* **EXERCISE INSTRUCTIONS**
Write out each line that follows exactly as it stands, without the pictures.

* **Dataset items**
— START —
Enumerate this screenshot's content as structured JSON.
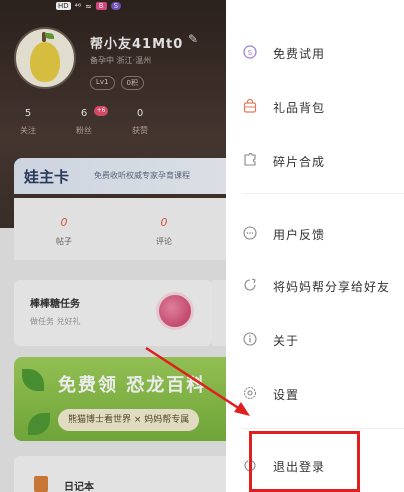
{
  "status_bar": {
    "hd": "HD",
    "sig1": "⁴⁶",
    "wifi": "≈",
    "badge_pink": "B",
    "badge_purple": "S"
  },
  "profile": {
    "name": "帮小友41Mt0",
    "subtitle": "备孕中  浙江·温州",
    "level": "Lv1",
    "points": "0积",
    "stats": [
      {
        "value": "5",
        "label": "关注"
      },
      {
        "value": "6",
        "label": "粉丝"
      },
      {
        "value": "0",
        "label": "获赞"
      }
    ],
    "fans_badge": "+6"
  },
  "vip": {
    "logo": "娃主卡",
    "text": "免费收听权威专家孕育课程"
  },
  "counts": [
    {
      "value": "0",
      "label": "帖子"
    },
    {
      "value": "0",
      "label": "评论"
    }
  ],
  "task": {
    "title": "棒棒糖任务",
    "subtitle": "做任务 兑好礼"
  },
  "banner": {
    "headline": "免费领 恐龙百科",
    "sub": "熊猫博士看世界 × 妈妈帮专属"
  },
  "diary": {
    "title": "日记本"
  },
  "menu": {
    "items": [
      {
        "id": "free-trial",
        "label": "免费试用",
        "icon": "coin-icon"
      },
      {
        "id": "gift-bag",
        "label": "礼品背包",
        "icon": "bag-icon"
      },
      {
        "id": "fragment-merge",
        "label": "碎片合成",
        "icon": "puzzle-icon"
      },
      {
        "id": "feedback",
        "label": "用户反馈",
        "icon": "chat-icon"
      },
      {
        "id": "share",
        "label": "将妈妈帮分享给好友",
        "icon": "share-icon"
      },
      {
        "id": "about",
        "label": "关于",
        "icon": "info-icon"
      },
      {
        "id": "settings",
        "label": "设置",
        "icon": "gear-icon"
      },
      {
        "id": "logout",
        "label": "退出登录",
        "icon": "logout-icon"
      }
    ]
  },
  "colors": {
    "highlight": "#e01f1f",
    "accent_orange": "#e05a3c",
    "drawer_bg": "#ffffff"
  }
}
— END —
* **RESPONSE TO THE TASK**
Enumerate this screenshot's content as structured JSON.
{
  "status_bar": {
    "hd": "HD",
    "sig1": "⁴⁶",
    "wifi": "≈",
    "badge_pink": "B",
    "badge_purple": "S"
  },
  "profile": {
    "name": "帮小友41Mt0",
    "subtitle": "备孕中  浙江·温州",
    "level": "Lv1",
    "points": "0积",
    "stats": [
      {
        "value": "5",
        "label": "关注"
      },
      {
        "value": "6",
        "label": "粉丝"
      },
      {
        "value": "0",
        "label": "获赞"
      }
    ],
    "fans_badge": "+6"
  },
  "vip": {
    "logo": "娃主卡",
    "text": "免费收听权威专家孕育课程"
  },
  "counts": [
    {
      "value": "0",
      "label": "帖子"
    },
    {
      "value": "0",
      "label": "评论"
    }
  ],
  "task": {
    "title": "棒棒糖任务",
    "subtitle": "做任务 兑好礼"
  },
  "banner": {
    "headline": "免费领 恐龙百科",
    "sub": "熊猫博士看世界 × 妈妈帮专属"
  },
  "diary": {
    "title": "日记本"
  },
  "menu": {
    "items": [
      {
        "id": "free-trial",
        "label": "免费试用",
        "icon": "coin-icon"
      },
      {
        "id": "gift-bag",
        "label": "礼品背包",
        "icon": "bag-icon"
      },
      {
        "id": "fragment-merge",
        "label": "碎片合成",
        "icon": "puzzle-icon"
      },
      {
        "id": "feedback",
        "label": "用户反馈",
        "icon": "chat-icon"
      },
      {
        "id": "share",
        "label": "将妈妈帮分享给好友",
        "icon": "share-icon"
      },
      {
        "id": "about",
        "label": "关于",
        "icon": "info-icon"
      },
      {
        "id": "settings",
        "label": "设置",
        "icon": "gear-icon"
      },
      {
        "id": "logout",
        "label": "退出登录",
        "icon": "logout-icon"
      }
    ]
  },
  "colors": {
    "highlight": "#e01f1f",
    "accent_orange": "#e05a3c",
    "drawer_bg": "#ffffff"
  }
}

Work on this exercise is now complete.